Data items:
________________
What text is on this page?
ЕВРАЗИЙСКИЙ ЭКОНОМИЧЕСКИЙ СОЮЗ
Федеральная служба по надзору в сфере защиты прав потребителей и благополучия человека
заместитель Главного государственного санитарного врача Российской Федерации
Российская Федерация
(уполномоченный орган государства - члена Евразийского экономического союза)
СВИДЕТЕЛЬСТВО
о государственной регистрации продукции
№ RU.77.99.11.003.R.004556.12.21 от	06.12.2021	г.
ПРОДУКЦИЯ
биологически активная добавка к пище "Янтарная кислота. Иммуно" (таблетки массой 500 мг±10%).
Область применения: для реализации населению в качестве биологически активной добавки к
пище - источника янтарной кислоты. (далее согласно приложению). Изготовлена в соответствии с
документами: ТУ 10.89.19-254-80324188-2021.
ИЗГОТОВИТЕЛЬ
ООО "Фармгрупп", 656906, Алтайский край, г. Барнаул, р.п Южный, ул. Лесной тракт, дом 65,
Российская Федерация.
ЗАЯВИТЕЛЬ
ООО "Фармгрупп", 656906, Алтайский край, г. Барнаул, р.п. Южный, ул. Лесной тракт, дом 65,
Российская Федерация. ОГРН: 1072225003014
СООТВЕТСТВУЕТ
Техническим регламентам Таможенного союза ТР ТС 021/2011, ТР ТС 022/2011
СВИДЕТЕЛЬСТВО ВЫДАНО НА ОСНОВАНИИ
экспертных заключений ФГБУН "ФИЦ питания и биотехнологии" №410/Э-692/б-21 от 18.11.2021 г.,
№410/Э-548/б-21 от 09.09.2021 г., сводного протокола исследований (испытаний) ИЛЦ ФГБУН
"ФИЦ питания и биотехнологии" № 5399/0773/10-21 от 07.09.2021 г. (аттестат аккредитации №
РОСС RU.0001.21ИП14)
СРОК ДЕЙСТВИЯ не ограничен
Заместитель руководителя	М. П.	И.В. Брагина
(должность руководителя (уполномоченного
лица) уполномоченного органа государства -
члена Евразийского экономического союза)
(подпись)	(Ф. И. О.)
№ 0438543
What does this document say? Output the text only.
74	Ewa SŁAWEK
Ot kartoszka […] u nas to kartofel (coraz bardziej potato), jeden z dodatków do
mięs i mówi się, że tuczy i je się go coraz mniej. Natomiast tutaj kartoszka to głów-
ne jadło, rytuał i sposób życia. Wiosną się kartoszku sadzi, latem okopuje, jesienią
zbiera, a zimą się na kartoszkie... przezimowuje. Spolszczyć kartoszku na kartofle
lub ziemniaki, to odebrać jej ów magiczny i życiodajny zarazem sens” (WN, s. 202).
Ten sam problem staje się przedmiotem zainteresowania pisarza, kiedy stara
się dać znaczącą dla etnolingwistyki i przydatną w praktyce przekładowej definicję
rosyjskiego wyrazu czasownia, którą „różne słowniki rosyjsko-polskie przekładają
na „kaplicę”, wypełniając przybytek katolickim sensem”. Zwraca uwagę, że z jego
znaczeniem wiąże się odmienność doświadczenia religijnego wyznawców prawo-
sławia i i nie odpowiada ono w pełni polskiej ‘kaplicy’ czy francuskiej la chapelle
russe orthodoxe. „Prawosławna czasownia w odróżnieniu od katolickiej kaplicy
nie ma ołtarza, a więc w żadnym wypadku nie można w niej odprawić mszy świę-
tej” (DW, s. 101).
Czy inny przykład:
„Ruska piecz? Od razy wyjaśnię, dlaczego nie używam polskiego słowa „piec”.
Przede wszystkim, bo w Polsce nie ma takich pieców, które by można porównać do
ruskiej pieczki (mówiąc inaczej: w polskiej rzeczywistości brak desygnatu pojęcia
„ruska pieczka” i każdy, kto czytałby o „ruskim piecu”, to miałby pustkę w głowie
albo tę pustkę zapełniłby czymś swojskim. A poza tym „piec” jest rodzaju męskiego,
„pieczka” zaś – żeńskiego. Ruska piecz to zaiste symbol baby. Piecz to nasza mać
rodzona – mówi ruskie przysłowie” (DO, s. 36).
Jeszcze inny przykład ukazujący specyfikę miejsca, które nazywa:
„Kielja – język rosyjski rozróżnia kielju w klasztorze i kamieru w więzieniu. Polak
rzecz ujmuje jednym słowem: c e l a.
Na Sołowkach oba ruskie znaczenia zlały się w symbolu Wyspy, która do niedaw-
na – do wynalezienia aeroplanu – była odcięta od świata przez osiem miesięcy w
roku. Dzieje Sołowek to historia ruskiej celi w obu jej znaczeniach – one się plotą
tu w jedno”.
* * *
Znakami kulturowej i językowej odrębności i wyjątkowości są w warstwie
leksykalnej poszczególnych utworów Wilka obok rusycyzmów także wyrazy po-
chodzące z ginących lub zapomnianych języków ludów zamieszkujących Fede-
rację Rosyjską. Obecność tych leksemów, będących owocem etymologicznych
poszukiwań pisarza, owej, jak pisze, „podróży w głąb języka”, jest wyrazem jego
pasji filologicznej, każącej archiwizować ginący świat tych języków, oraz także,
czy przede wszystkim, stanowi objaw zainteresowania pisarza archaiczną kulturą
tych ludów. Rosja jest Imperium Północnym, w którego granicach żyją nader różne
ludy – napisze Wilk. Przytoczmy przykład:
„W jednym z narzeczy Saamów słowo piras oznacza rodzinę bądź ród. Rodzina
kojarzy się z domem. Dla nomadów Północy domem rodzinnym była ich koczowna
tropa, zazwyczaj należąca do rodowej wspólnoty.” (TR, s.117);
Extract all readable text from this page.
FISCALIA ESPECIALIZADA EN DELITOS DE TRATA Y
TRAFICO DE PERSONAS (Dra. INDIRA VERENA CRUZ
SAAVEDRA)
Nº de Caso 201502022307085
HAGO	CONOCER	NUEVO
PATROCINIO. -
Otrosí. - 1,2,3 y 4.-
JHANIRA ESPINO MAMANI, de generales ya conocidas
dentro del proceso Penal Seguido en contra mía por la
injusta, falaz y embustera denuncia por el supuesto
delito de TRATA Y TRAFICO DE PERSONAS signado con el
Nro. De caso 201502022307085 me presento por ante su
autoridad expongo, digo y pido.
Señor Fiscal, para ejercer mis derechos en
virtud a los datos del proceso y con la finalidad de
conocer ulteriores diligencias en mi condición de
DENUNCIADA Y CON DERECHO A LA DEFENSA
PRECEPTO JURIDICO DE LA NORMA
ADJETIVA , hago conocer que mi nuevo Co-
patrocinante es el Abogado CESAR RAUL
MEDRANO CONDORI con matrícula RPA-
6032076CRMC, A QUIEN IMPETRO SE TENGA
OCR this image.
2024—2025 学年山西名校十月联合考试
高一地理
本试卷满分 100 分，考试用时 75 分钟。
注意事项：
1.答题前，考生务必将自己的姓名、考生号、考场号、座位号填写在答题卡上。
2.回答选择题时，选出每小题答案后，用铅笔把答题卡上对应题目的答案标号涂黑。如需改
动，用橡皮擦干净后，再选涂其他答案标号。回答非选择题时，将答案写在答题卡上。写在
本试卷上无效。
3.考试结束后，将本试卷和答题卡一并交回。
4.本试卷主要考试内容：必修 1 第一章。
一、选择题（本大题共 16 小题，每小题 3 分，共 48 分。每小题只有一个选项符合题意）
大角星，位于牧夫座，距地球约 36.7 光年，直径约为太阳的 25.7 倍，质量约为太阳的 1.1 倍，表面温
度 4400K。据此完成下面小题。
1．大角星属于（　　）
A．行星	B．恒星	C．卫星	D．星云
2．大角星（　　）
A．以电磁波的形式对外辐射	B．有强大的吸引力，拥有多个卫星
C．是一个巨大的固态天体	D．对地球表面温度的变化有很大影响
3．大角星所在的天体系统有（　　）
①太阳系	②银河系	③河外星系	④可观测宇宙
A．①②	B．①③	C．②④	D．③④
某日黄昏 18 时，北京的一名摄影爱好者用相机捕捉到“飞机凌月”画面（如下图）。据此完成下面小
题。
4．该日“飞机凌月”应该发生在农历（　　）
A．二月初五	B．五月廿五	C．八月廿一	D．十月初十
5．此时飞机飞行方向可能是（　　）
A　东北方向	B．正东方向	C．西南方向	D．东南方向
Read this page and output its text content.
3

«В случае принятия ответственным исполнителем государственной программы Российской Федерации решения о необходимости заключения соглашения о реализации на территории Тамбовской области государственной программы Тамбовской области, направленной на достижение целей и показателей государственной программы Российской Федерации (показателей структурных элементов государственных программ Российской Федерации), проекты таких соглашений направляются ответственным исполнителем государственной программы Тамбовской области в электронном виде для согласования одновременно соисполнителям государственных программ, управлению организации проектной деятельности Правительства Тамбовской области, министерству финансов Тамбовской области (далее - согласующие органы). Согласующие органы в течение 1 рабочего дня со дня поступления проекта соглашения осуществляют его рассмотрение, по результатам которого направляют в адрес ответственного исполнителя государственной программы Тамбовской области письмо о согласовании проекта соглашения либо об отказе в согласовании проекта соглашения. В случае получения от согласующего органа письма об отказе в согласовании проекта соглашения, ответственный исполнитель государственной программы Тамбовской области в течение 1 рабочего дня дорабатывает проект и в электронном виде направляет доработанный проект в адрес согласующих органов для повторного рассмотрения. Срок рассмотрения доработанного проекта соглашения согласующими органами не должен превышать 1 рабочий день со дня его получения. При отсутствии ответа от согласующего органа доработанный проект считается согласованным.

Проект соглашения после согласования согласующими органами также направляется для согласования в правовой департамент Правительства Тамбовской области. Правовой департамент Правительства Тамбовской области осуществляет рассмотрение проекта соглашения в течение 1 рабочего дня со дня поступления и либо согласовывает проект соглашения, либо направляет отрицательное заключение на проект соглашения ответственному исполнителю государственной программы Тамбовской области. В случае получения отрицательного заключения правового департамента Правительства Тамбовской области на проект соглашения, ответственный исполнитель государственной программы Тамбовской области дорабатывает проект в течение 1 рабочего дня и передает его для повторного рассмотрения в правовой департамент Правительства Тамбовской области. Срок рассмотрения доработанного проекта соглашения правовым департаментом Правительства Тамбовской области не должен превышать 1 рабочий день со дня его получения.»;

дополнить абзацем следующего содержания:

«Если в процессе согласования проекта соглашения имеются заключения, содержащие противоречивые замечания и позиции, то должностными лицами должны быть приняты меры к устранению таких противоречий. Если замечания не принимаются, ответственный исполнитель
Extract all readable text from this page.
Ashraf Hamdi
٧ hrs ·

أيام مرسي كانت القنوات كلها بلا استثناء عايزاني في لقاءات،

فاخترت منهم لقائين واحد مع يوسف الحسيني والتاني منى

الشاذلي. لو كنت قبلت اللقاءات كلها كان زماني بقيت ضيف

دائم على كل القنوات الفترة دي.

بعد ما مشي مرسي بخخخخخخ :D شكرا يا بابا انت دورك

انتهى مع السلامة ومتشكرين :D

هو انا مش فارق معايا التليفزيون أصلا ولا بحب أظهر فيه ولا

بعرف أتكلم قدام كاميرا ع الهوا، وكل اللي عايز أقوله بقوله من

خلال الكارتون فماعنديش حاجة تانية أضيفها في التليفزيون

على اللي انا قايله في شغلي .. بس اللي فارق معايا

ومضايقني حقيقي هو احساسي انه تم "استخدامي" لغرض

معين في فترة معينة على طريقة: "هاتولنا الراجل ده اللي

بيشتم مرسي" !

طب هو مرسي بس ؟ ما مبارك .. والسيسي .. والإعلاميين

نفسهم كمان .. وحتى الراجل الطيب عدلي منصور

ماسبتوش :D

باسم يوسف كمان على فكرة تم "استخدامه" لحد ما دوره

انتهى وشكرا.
________________
* WHAT TO DO
Gather each line in the entries above where the string "coraz" is found.

* THE COMPLETED TASK
Ot kartoszka […] u nas to kartofel (coraz bardziej potato), jeden z dodatków do
mięs i mówi się, że tuczy i je się go coraz mniej. Natomiast tutaj kartoszka to głów-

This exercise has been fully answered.